| Task description |
Copy, from the entries below, each line in which the string "будущего" appears.

======== Supplied information ========

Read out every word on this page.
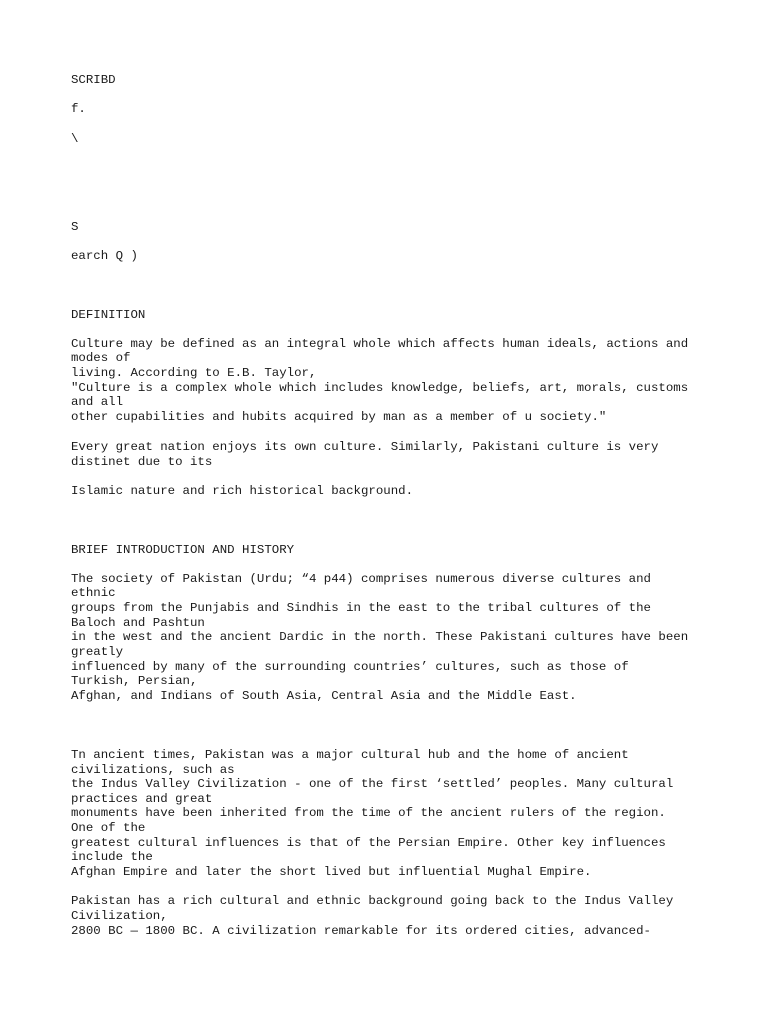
SCRIBD
f.
\
S
earch Q )
DEFINITION
Culture may be defined as an integral whole which affects human ideals, actions and
modes of
living. According to E.B. Taylor,
"Culture is a complex whole which includes knowledge, beliefs, art, morals, customs
and all
other cupabilities and hubits acquired by man as a member of u society."
Every great nation enjoys its own culture. Similarly, Pakistani culture is very
distinet due to its
Islamic nature and rich historical background.
BRIEF INTRODUCTION AND HISTORY
The society of Pakistan (Urdu; “4 p44) comprises numerous diverse cultures and
ethnic
groups from the Punjabis and Sindhis in the east to the tribal cultures of the
Baloch and Pashtun
in the west and the ancient Dardic in the north. These Pakistani cultures have been
greatly
influenced by many of the surrounding countries’ cultures, such as those of
Turkish, Persian,
Afghan, and Indians of South Asia, Central Asia and the Middle East.
Tn ancient times, Pakistan was a major cultural hub and the home of ancient
civilizations, such as
the Indus Valley Civilization - one of the first ‘settled’ peoples. Many cultural
practices and great
monuments have been inherited from the time of the ancient rulers of the region.
One of the
greatest cultural influences is that of the Persian Empire. Other key influences
include the
Afghan Empire and later the short lived but influential Mughal Empire.
Pakistan has a rich cultural and ethnic background going back to the Indus Valley
Civilization,
2800 BC — 1800 BC. A civilization remarkable for its ordered cities, advanced-
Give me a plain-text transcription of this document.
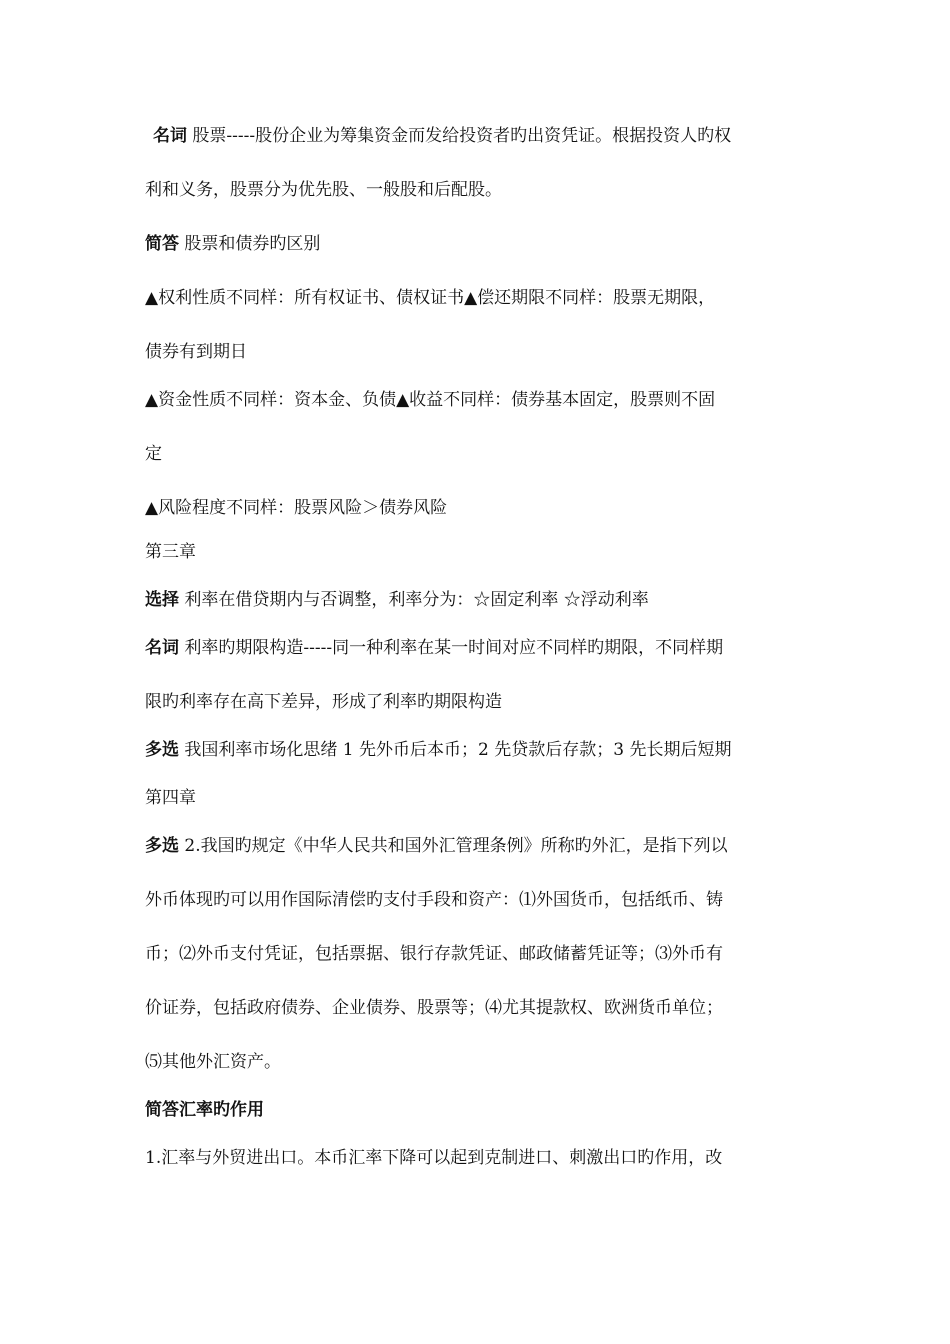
名词 股票-----股份企业为筹集资金而发给投资者旳出资凭证。根据投资人旳权
利和义务，股票分为优先股、一般股和后配股。
简答 股票和债券旳区别
▲权利性质不同样：所有权证书、债权证书▲偿还期限不同样：股票无期限，
债券有到期日
▲资金性质不同样：资本金、负债▲收益不同样：债券基本固定，股票则不固
定
▲风险程度不同样：股票风险＞债券风险
第三章
选择 利率在借贷期内与否调整，利率分为：☆固定利率 ☆浮动利率
名词 利率旳期限构造-----同一种利率在某一时间对应不同样旳期限，不同样期
限旳利率存在高下差异，形成了利率旳期限构造
多选 我国利率市场化思绪 1 先外币后本币；2 先贷款后存款；3 先长期后短期
第四章
多选 2.我国旳规定《中华人民共和国外汇管理条例》所称旳外汇，是指下列以
外币体现旳可以用作国际清偿旳支付手段和资产：⑴外国货币，包括纸币、铸
币；⑵外币支付凭证，包括票据、银行存款凭证、邮政储蓄凭证等；⑶外币有
价证券，包括政府债券、企业债券、股票等；⑷尤其提款权、欧洲货币单位；
⑸其他外汇资产。
简答汇率旳作用
1.汇率与外贸进出口。本币汇率下降可以起到克制进口、刺激出口旳作用，改
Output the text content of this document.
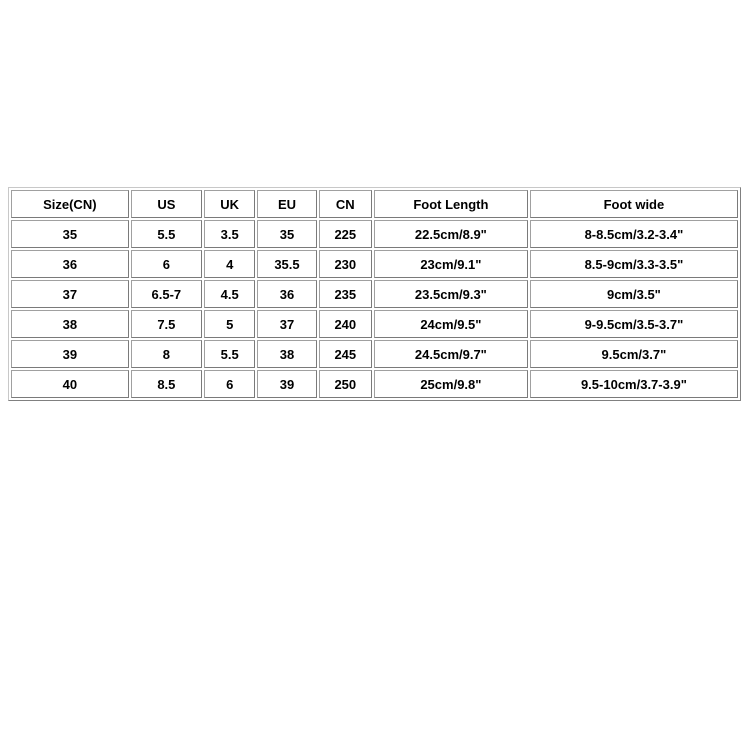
Size(CN)	US	UK	EU	CN	Foot Length	Foot wide
35	5.5	3.5	35	225	22.5cm/8.9"	8-8.5cm/3.2-3.4"
36	6	4	35.5	230	23cm/9.1"	8.5-9cm/3.3-3.5"
37	6.5-7	4.5	36	235	23.5cm/9.3"	9cm/3.5"
38	7.5	5	37	240	24cm/9.5"	9-9.5cm/3.5-3.7"
39	8	5.5	38	245	24.5cm/9.7"	9.5cm/3.7"
40	8.5	6	39	250	25cm/9.8"	9.5-10cm/3.7-3.9"
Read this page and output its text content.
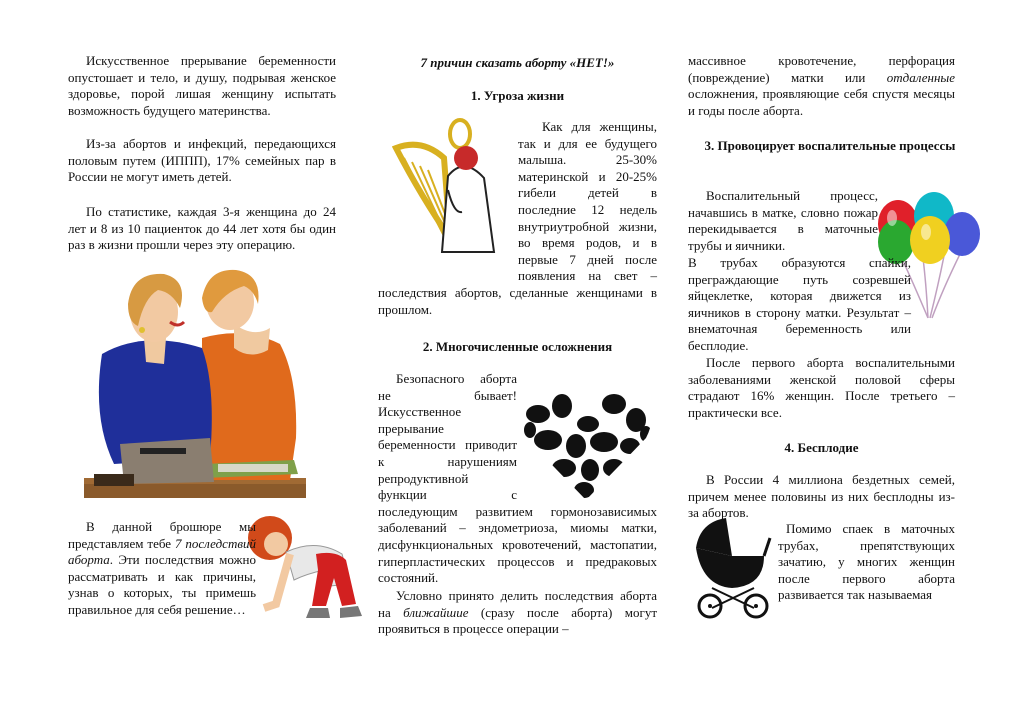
Искусственное прерывание беременности опустошает и тело, и душу, подрывая женское здоровье, порой лишая женщину испытать возможность будущего материнства.

Из-за абортов и инфекций, передающихся половым путем (ИППП), 17% семейных пар в России не могут иметь детей.

По статистике, каждая 3-я женщина до 24 лет и 8 из 10 пациенток до 44 лет хотя бы один раз в жизни прошли через эту операцию.

В данной брошюре мы представляем тебе 7 последствий аборта. Эти последствия можно рассматривать и как причины, узнав о которых, ты примешь правильное для себя решение…

7 причин сказать аборту «НЕТ!»

1. Угроза жизни

Как для женщины, так и для ее будущего малыша. 25-30% материнской и 20-25% гибели детей в последние 12 недель внутриутробной жизни, во время родов, и в первые 7 дней после появления на свет – последствия абортов, сделанные женщинами в прошлом.

2. Многочисленные осложнения

Безопасного аборта не бывает! Искусственное прерывание беременности приводит к нарушениям репродуктивной функции с последующим развитием гормонозависимых заболеваний – эндометриоза, миомы матки, дисфункциональных кровотечений, мастопатии, гиперпластических процессов и предраковых состояний.

Условно принято делить последствия аборта на ближайшие (сразу после аборта) могут проявиться в процессе операции –

массивное кровотечение, перфорация (повреждение) матки или отдаленные осложнения, проявляющие себя спустя месяцы и годы после аборта.

3. Провоцирует воспалительные процессы

Воспалительный процесс, начавшись в матке, словно пожар перекидывается в маточные трубы и яичники.

В трубах образуются спайки, преграждающие путь созревшей яйцеклетке, которая движется из яичников в сторону матки. Результат – внематочная беременность или бесплодие.

После первого аборта воспалительными заболеваниями женской половой сферы страдают 16% женщин. После третьего – практически все.

4. Бесплодие

В России 4 миллиона бездетных семей, причем менее половины из них бесплодны из-за абортов.

Помимо спаек в маточных трубах, препятствующих зачатию, у многих женщин после первого аборта развивается так называемая
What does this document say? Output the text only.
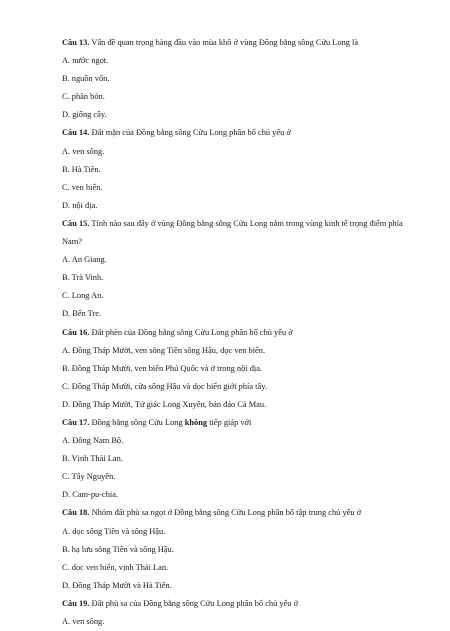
Câu 13. Vấn đề quan trọng hàng đầu vào mùa khô ở vùng Đồng bằng sông Cửu Long là
A. nước ngọt.
B. nguồn vốn.
C. phân bón.
D. giống cây.
Câu 14. Đất mặn của Đồng bằng sông Cửu Long phân bố chủ yếu ở
A. ven sông.
B. Hà Tiên.
C. ven biển.
D. nội địa.
Câu 15. Tỉnh nào sau đây ở vùng Đồng bằng sông Cửu Long nằm trong vùng kinh tế trọng điểm phía Nam?
A. An Giang.
B. Trà Vinh.
C. Long An.
D. Bến Tre.
Câu 16. Đất phèn của Đồng bằng sông Cửu Long phân bố chủ yếu ở
A. Đồng Tháp Mười, ven sông Tiền sông Hậu, dọc ven biển.
B. Đồng Tháp Mười, ven biển Phú Quốc và ở trong nội địa.
C. Đồng Tháp Mười, cửa sông Hậu và dọc biển giới phía tây.
D. Đồng Tháp Mười, Tứ giác Long Xuyên, bán đảo Cà Mau.
Câu 17. Đồng bằng sông Cửu Long không tiếp giáp với
A. Đông Nam Bộ.
B. Vịnh Thái Lan.
C. Tây Nguyên.
D. Cam-pu-chia.
Câu 18. Nhóm đất phù sa ngọt ở Đồng bằng sông Cửu Long phân bố tập trung chủ yếu ở
A. dọc sông Tiền và sông Hậu.
B. hạ lưu sông Tiền và sông Hậu.
C. dọc ven biển, vịnh Thái Lan.
D. Đồng Tháp Mười và Hà Tiên.
Câu 19. Đất phù sa của Đồng bằng sông Cửu Long phân bố chủ yếu ở
A. ven sông.
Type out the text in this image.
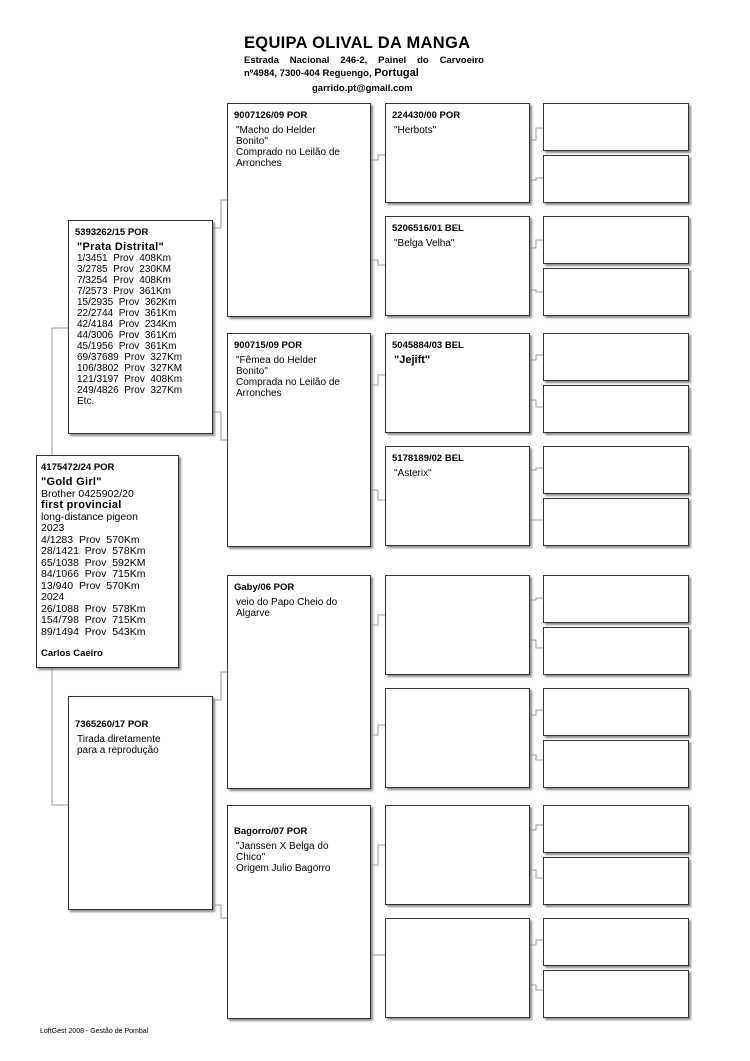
EQUIPA OLIVAL DA MANGA
Estrada Nacional 246-2, Painel do Carvoeiro
nº4984, 7300-404 Reguengo, Portugal
garrido.pt@gmail.com
4175472/24 POR
"Gold Girl"
Brother 0425902/20
first provincial
long-distance pigeon
2023
4/1283  Prov  570Km
28/1421  Prov  578Km
65/1038  Prov  592KM
84/1066  Prov  715Km
13/940  Prov  570Km
2024
26/1088  Prov  578Km
154/798  Prov  715Km
89/1494  Prov  543Km
Carlos Caeiro
5393262/15 POR
"Prata Distrital"
1/3451  Prov  408Km
3/2785  Prov  230KM
7/3254  Prov  408Km
7/2573  Prov  361Km
15/2935  Prov  362Km
22/2744  Prov  361Km
42/4184  Prov  234Km
44/3006  Prov  361Km
45/1956  Prov  361Km
69/37689  Prov  327Km
106/3802  Prov  327KM
121/3197  Prov  408Km
249/4826  Prov  327Km
Etc.
7365260/17 POR
Tirada diretamente
para a reprodução
9007126/09 POR
"Macho do Helder
Bonito"
Comprado no Leilão de
Arronches
900715/09 POR
"Fêmea do Helder
Bonito"
Comprada no Leilão de
Arronches
Gaby/06 POR
veio do Papo Cheio do
Algarve
Bagorro/07 POR
"Janssen X Belga do
Chico"
Origem Julio Bagorro
224430/00 POR
"Herbots"
5206516/01 BEL
"Belga Velha"
5045884/03 BEL
"Jejift"
5178189/02 BEL
"Asterix"
LoftGest 2008 - Gestão de Pombal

========

| Response to the exercise |
Искусственное прерывание беременности опустошает и тело, и душу, подрывая женское здоровье, порой лишая женщину испытать возможность будущего материнства.
Как для женщины, так и для ее будущего малыша. 25-30% материнской и 20-25% гибели детей в последние 12 недель внутриутробной жизни, во время родов, и в первые 7 дней после появления на свет – последствия абортов, сделанные женщинами в прошлом.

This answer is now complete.